Stored items from a collection
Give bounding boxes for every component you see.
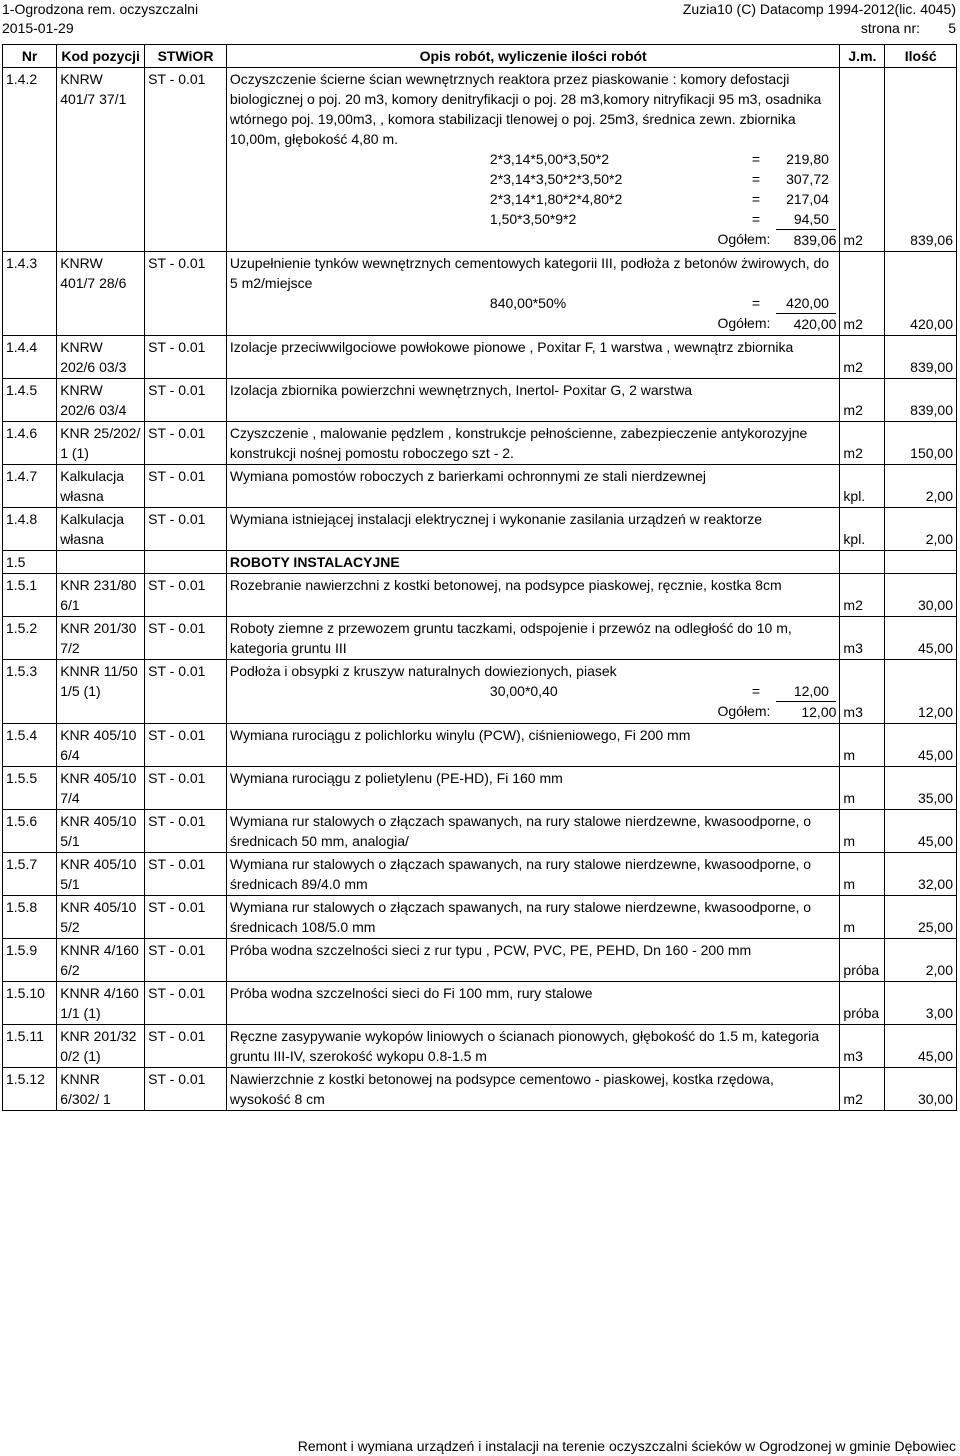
row-ilosc: 30,00 (885, 574, 957, 617)
row-stwior: ST - 0.01 (145, 508, 227, 551)
row-stwior: ST - 0.01 (145, 853, 227, 896)
calc-val: 420,00 (786, 295, 829, 311)
calc-expr: 840,00*50% (489, 295, 567, 311)
row-ilosc: 839,00 (885, 379, 957, 422)
calc-val: 94,50 (793, 211, 829, 227)
row-opis (226, 551, 840, 574)
row-description: Wymiana pomostów roboczych z barierkami ochronnymi ze stali nierdzewnej (229, 468, 706, 484)
row-stwior: ST - 0.01 (145, 660, 227, 724)
row-description: Wymiana rurociągu z polietylenu (PE-HD), Fi 160 mm (229, 770, 563, 786)
row-nr: 1.4.6 (3, 422, 57, 465)
row-description: Wymiana rurociągu z polichlorku winylu (PCW), ciśnieniowego, Fi 200 mm (229, 727, 691, 743)
row-opis (226, 810, 840, 853)
row-kod: KNRW 202/6 03/4 (57, 379, 145, 422)
calc-expr: 2*3,14*1,80*2*4,80*2 (489, 191, 623, 207)
calc-expr: 1,50*3,50*9*2 (489, 211, 577, 227)
row-opis (226, 336, 840, 379)
col-header-kod: Kod pozycji (57, 45, 145, 68)
calc-line (230, 189, 837, 209)
row-description: Podłoża i obsypki z kruszyw naturalnych dowiezionych, piasek (229, 663, 617, 679)
row-stwior: ST - 0.01 (145, 939, 227, 982)
row-nr: 1.4.4 (3, 336, 57, 379)
software-info: Zuzia10 (C) Datacomp 1994-2012(lic. 4045) (682, 1, 956, 17)
calc-eq: = (751, 151, 761, 167)
row-description: Uzupełnienie tynków wewnętrznych cementowych kategorii III, podłoża z betonów żwirowych, do 5 m2/miejsce (229, 255, 830, 291)
row-stwior: ST - 0.01 (145, 617, 227, 660)
row-kod: KNNR 6/302/ 1 (57, 1068, 145, 1111)
row-description: Rozebranie nawierzchni z kostki betonowej, na podsypce piaskowej, ręcznie, kostka 8cm (229, 577, 782, 593)
row-ilosc: 12,00 (885, 660, 957, 724)
cost-table (2, 44, 957, 1111)
row-description: Izolacje przeciwwilgociowe powłokowe pionowe , Poxitar F, 1 warstwa , wewnątrz zbiornika (229, 339, 794, 355)
row-jm: m3 (840, 617, 885, 660)
row-opis (226, 68, 840, 252)
row-nr: 1.5.1 (3, 574, 57, 617)
calc-line (230, 293, 837, 313)
row-ilosc: 2,00 (885, 465, 957, 508)
row-nr: 1.4.8 (3, 508, 57, 551)
row-nr: 1.5.11 (3, 1025, 57, 1068)
row-jm: m (840, 810, 885, 853)
row-stwior: ST - 0.01 (145, 379, 227, 422)
row-nr: 1.4.7 (3, 465, 57, 508)
table-row (3, 336, 957, 379)
row-stwior: ST - 0.01 (145, 574, 227, 617)
row-jm: m2 (840, 336, 885, 379)
row-ilosc: 3,00 (885, 982, 957, 1025)
row-ilosc: 839,00 (885, 336, 957, 379)
row-kod: KNR 405/10 5/2 (57, 896, 145, 939)
row-jm: m (840, 767, 885, 810)
row-stwior (145, 551, 227, 574)
table-row (3, 939, 957, 982)
row-jm: kpl. (840, 508, 885, 551)
row-description: Izolacja zbiornika powierzchni wewnętrznych, Inertol- Poxitar G, 2 warstwa (229, 382, 693, 398)
table-row (3, 853, 957, 896)
row-description: Roboty ziemne z przewozem gruntu taczkami, odspojenie i przewóz na odległość do 10 m, kategoria gruntu III (229, 620, 792, 656)
row-kod: KNRW 401/7 28/6 (57, 252, 145, 336)
table-row (3, 465, 957, 508)
row-kod: KNRW 401/7 37/1 (57, 68, 145, 252)
row-nr: 1.5.5 (3, 767, 57, 810)
row-nr: 1.4.2 (3, 68, 57, 252)
row-stwior: ST - 0.01 (145, 422, 227, 465)
row-stwior: ST - 0.01 (145, 724, 227, 767)
calc-eq: = (751, 191, 761, 207)
row-stwior: ST - 0.01 (145, 336, 227, 379)
row-stwior: ST - 0.01 (145, 1068, 227, 1111)
page-number: 5 (948, 20, 956, 36)
calc-eq: = (751, 171, 761, 187)
row-stwior: ST - 0.01 (145, 1025, 227, 1068)
row-ilosc: 45,00 (885, 1025, 957, 1068)
row-opis (226, 1068, 840, 1111)
row-jm: m2 (840, 379, 885, 422)
total-value: 12,00 (776, 701, 836, 722)
col-header-nr: Nr (3, 45, 57, 68)
row-jm: m3 (840, 660, 885, 724)
row-nr: 1.5.9 (3, 939, 57, 982)
row-ilosc: 150,00 (885, 422, 957, 465)
row-opis (226, 422, 840, 465)
total-value: 839,06 (776, 229, 836, 250)
row-opis (226, 1025, 840, 1068)
table-row (3, 574, 957, 617)
table-row (3, 1068, 957, 1111)
row-opis (226, 379, 840, 422)
document-title: 1-Ogrodzona rem. oczyszczalni (2, 1, 199, 17)
calc-val: 219,80 (786, 151, 829, 167)
row-opis (226, 896, 840, 939)
row-ilosc: 30,00 (885, 1068, 957, 1111)
row-stwior: ST - 0.01 (145, 767, 227, 810)
row-kod: Kalkulacja własna (57, 508, 145, 551)
total-label: Ogółem: (717, 231, 771, 247)
calc-line (230, 681, 837, 701)
table-row (3, 508, 957, 551)
row-jm: m (840, 896, 885, 939)
row-kod: KNR 231/80 6/1 (57, 574, 145, 617)
row-stwior: ST - 0.01 (145, 465, 227, 508)
row-jm: próba (840, 982, 885, 1025)
row-kod: KNR 405/10 5/1 (57, 853, 145, 896)
row-kod: KNRW 202/6 03/3 (57, 336, 145, 379)
table-row (3, 724, 957, 767)
table-row (3, 767, 957, 810)
row-jm: próba (840, 939, 885, 982)
row-opis (226, 508, 840, 551)
document-date: 2015-01-29 (2, 20, 74, 36)
table-row (3, 551, 957, 574)
table-row (3, 379, 957, 422)
row-kod: KNR 405/10 7/4 (57, 767, 145, 810)
calc-line (230, 169, 837, 189)
total-line (230, 313, 837, 334)
table-row (3, 252, 957, 336)
row-kod: KNR 405/10 6/4 (57, 724, 145, 767)
row-ilosc: 35,00 (885, 767, 957, 810)
header-line-1 (0, 1, 960, 18)
row-description: ROBOTY INSTALACYJNE (229, 554, 400, 570)
row-nr: 1.5.4 (3, 724, 57, 767)
table-row (3, 617, 957, 660)
row-opis (226, 465, 840, 508)
row-stwior: ST - 0.01 (145, 896, 227, 939)
row-kod: KNNR 4/160 6/2 (57, 939, 145, 982)
row-opis (226, 853, 840, 896)
row-opis (226, 767, 840, 810)
calc-expr: 30,00*0,40 (489, 683, 558, 699)
row-ilosc: 25,00 (885, 896, 957, 939)
row-stwior: ST - 0.01 (145, 810, 227, 853)
row-description: Próba wodna szczelności sieci z rur typu , PCW, PVC, PE, PEHD, Dn 160 - 200 mm (229, 942, 752, 958)
calc-eq: = (751, 683, 761, 699)
row-kod: KNNR 4/160 1/1 (1) (57, 982, 145, 1025)
row-opis (226, 252, 840, 336)
calc-val: 307,72 (786, 171, 829, 187)
row-nr: 1.5 (3, 551, 57, 574)
calc-eq: = (751, 211, 761, 227)
row-ilosc: 45,00 (885, 724, 957, 767)
row-ilosc: 2,00 (885, 939, 957, 982)
total-label: Ogółem: (717, 315, 771, 331)
row-kod: Kalkulacja własna (57, 465, 145, 508)
col-header-jm: J.m. (840, 45, 885, 68)
row-kod: KNR 201/30 7/2 (57, 617, 145, 660)
row-ilosc: 45,00 (885, 617, 957, 660)
row-stwior: ST - 0.01 (145, 252, 227, 336)
row-stwior: ST - 0.01 (145, 982, 227, 1025)
row-ilosc: 2,00 (885, 508, 957, 551)
row-jm (840, 551, 885, 574)
total-label: Ogółem: (717, 703, 771, 719)
row-opis (226, 617, 840, 660)
row-nr: 1.5.8 (3, 896, 57, 939)
row-jm: m2 (840, 252, 885, 336)
calc-line (230, 149, 837, 169)
row-nr: 1.5.10 (3, 982, 57, 1025)
row-jm: m3 (840, 1025, 885, 1068)
col-header-stwior: STWiOR (145, 45, 227, 68)
table-row (3, 660, 957, 724)
row-opis (226, 574, 840, 617)
row-kod: KNR 405/10 5/1 (57, 810, 145, 853)
table-header-row (3, 45, 957, 68)
col-header-ilosc: Ilość (885, 45, 957, 68)
row-nr: 1.5.6 (3, 810, 57, 853)
row-nr: 1.4.5 (3, 379, 57, 422)
row-opis (226, 660, 840, 724)
row-kod (57, 551, 145, 574)
row-ilosc: 32,00 (885, 853, 957, 896)
page-footer: Remont i wymiana urządzeń i instalacji na terenie oczyszczalni ścieków w Ogrodzonej w gminie Dębowiec (297, 1438, 956, 1454)
row-opis (226, 982, 840, 1025)
row-opis (226, 724, 840, 767)
row-description: Oczyszczenie ścierne ścian wewnętrznych reaktora przez piaskowanie : komory defostacji biologicznej o poj. 20 m3, komory denitryfikacji o poj. 28 m3,komory nitryfikacji 95 m3, osadnika wtórnego poj. 19,00m3, , komora stabilizacji tlenowej o poj. 25m3, średnica zewn. zbiornika 10,00m, głębokość 4,80 m. (229, 71, 822, 147)
row-nr: 1.5.7 (3, 853, 57, 896)
total-line (230, 229, 837, 250)
row-opis (226, 939, 840, 982)
row-stwior: ST - 0.01 (145, 68, 227, 252)
row-jm: m2 (840, 422, 885, 465)
table-row (3, 810, 957, 853)
row-description: Próba wodna szczelności sieci do Fi 100 mm, rury stalowe (229, 985, 593, 1001)
row-nr: 1.5.3 (3, 660, 57, 724)
row-jm: m2 (840, 1068, 885, 1111)
row-ilosc: 45,00 (885, 810, 957, 853)
calc-val: 12,00 (793, 683, 829, 699)
calc-expr: 2*3,14*3,50*2*3,50*2 (489, 171, 623, 187)
row-description: Wymiana rur stalowych o złączach spawanych, na rury stalowe nierdzewne, kwasoodporne, o średnicach 50 mm, analogia/ (229, 813, 812, 849)
row-ilosc (885, 551, 957, 574)
row-kod: KNR 25/202/ 1 (1) (57, 422, 145, 465)
row-jm: m (840, 724, 885, 767)
row-jm: m2 (840, 68, 885, 252)
calc-expr: 2*3,14*5,00*3,50*2 (489, 151, 610, 167)
row-ilosc: 420,00 (885, 252, 957, 336)
row-description: Ręczne zasypywanie wykopów liniowych o ścianach pionowych, głębokość do 1.5 m, kategoria gruntu III-IV, szerokość wykopu 0.8-1.5 m (229, 1028, 819, 1064)
row-ilosc: 839,06 (885, 68, 957, 252)
calc-val: 217,04 (786, 191, 829, 207)
header-line-2 (0, 20, 960, 37)
calc-line (230, 209, 837, 229)
row-description: Czyszczenie , malowanie pędzlem , konstrukcje pełnościenne, zabezpieczenie antykorozyjne konstrukcji nośnej pomostu roboczego szt - 2. (229, 425, 808, 461)
table-row (3, 896, 957, 939)
col-header-opis: Opis robót, wyliczenie ilości robót (226, 45, 840, 68)
row-description: Wymiana rur stalowych o złączach spawanych, na rury stalowe nierdzewne, kwasoodporne, o średnicach 89/4.0 mm (229, 856, 812, 892)
row-jm: m (840, 853, 885, 896)
table-row (3, 68, 957, 252)
calc-eq: = (751, 295, 761, 311)
row-kod: KNNR 11/50 1/5 (1) (57, 660, 145, 724)
row-nr: 1.4.3 (3, 252, 57, 336)
table-row (3, 1025, 957, 1068)
row-jm: m2 (840, 574, 885, 617)
table-row (3, 422, 957, 465)
row-jm: kpl. (840, 465, 885, 508)
row-nr: 1.5.12 (3, 1068, 57, 1111)
row-description: Wymiana istniejącej instalacji elektrycznej i wykonanie zasilania urządzeń w reaktorze (229, 511, 763, 527)
row-nr: 1.5.2 (3, 617, 57, 660)
row-kod: KNR 201/32 0/2 (1) (57, 1025, 145, 1068)
page-label: strona nr: (860, 20, 920, 36)
total-value: 420,00 (776, 313, 836, 334)
table-row (3, 982, 957, 1025)
total-line (230, 701, 837, 722)
row-description: Nawierzchnie z kostki betonowej na podsypce cementowo - piaskowej, kostka rzędowa, wysokość 8 cm (229, 1071, 774, 1107)
row-description: Wymiana rur stalowych o złączach spawanych, na rury stalowe nierdzewne, kwasoodporne, o średnicach 108/5.0 mm (229, 899, 812, 935)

= What the task requires =
Reproduce the entries above word for word, from the line with "row-ilosc: 30,00 (885, 574, 957, 617)" up to and including the line with "row-stwior: ST - 0.01 (145, 939, 227, 982)".

= Response =
row-ilosc: 30,00 (885, 574, 957, 617)
row-stwior: ST - 0.01 (145, 508, 227, 551)
row-stwior: ST - 0.01 (145, 853, 227, 896)
calc-val: 420,00 (786, 295, 829, 311)
calc-expr: 840,00*50% (489, 295, 567, 311)
row-ilosc: 839,00 (885, 379, 957, 422)
calc-val: 94,50 (793, 211, 829, 227)
row-opis (226, 551, 840, 574)
row-description: Wymiana pomostów roboczych z barierkami ochronnymi ze stali nierdzewnej (229, 468, 706, 484)
row-stwior: ST - 0.01 (145, 660, 227, 724)
row-description: Wymiana rurociągu z polietylenu (PE-HD), Fi 160 mm (229, 770, 563, 786)
row-nr: 1.4.6 (3, 422, 57, 465)
row-description: Wymiana rurociągu z polichlorku winylu (PCW), ciśnieniowego, Fi 200 mm (229, 727, 691, 743)
row-opis (226, 810, 840, 853)
row-kod: KNRW 202/6 03/4 (57, 379, 145, 422)
calc-expr: 2*3,14*1,80*2*4,80*2 (489, 191, 623, 207)
calc-expr: 1,50*3,50*9*2 (489, 211, 577, 227)
row-opis (226, 336, 840, 379)
col-header-kod: Kod pozycji (57, 45, 145, 68)
calc-line (230, 189, 837, 209)
row-description: Podłoża i obsypki z kruszyw naturalnych dowiezionych, piasek (229, 663, 617, 679)
row-stwior: ST - 0.01 (145, 939, 227, 982)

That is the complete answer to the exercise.